The records:
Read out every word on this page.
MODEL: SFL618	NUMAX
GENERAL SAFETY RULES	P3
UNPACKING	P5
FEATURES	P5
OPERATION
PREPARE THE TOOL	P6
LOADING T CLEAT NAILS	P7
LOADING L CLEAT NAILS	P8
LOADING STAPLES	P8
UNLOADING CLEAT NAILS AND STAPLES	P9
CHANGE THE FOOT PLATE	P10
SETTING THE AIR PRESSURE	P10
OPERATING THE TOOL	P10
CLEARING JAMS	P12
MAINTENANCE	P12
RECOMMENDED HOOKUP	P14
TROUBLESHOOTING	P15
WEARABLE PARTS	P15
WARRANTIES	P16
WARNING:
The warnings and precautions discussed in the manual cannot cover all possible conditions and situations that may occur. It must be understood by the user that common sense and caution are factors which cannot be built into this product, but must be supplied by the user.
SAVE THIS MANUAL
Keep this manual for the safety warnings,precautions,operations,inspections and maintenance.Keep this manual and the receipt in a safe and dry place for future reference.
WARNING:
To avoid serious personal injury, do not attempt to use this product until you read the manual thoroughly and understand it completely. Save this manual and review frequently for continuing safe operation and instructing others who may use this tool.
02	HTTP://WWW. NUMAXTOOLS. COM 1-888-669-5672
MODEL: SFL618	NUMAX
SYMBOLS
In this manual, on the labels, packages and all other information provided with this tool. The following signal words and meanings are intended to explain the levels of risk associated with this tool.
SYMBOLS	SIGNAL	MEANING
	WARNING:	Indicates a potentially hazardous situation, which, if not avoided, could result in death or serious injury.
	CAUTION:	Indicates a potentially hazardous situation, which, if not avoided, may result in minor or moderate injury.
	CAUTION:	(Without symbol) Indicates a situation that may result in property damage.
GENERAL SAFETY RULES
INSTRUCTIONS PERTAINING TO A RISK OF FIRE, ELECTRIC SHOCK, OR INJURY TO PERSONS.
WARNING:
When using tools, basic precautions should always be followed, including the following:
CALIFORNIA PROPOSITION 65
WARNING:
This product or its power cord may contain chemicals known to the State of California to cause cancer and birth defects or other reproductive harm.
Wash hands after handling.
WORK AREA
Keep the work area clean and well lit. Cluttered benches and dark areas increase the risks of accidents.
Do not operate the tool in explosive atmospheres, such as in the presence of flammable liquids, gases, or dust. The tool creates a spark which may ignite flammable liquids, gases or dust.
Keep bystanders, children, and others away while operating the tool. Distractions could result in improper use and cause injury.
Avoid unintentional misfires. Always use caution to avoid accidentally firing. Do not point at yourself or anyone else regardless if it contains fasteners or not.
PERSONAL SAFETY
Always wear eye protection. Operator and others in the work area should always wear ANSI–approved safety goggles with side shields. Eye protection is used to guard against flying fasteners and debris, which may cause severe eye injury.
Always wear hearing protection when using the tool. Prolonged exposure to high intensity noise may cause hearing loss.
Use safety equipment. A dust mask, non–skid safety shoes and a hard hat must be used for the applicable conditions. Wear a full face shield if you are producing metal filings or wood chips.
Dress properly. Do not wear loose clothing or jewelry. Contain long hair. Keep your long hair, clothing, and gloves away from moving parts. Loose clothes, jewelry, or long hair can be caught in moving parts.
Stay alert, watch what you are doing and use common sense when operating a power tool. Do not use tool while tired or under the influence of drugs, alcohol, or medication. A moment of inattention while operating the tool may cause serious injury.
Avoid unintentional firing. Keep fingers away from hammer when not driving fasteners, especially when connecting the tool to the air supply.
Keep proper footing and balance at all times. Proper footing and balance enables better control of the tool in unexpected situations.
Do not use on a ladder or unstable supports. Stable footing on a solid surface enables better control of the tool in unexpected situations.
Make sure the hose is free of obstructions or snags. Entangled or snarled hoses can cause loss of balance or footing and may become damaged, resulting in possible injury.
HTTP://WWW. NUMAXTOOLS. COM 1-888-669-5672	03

Task statement:
Determine how many lines in the listing above hold the string "hazardous", then write only the number.

Result:
2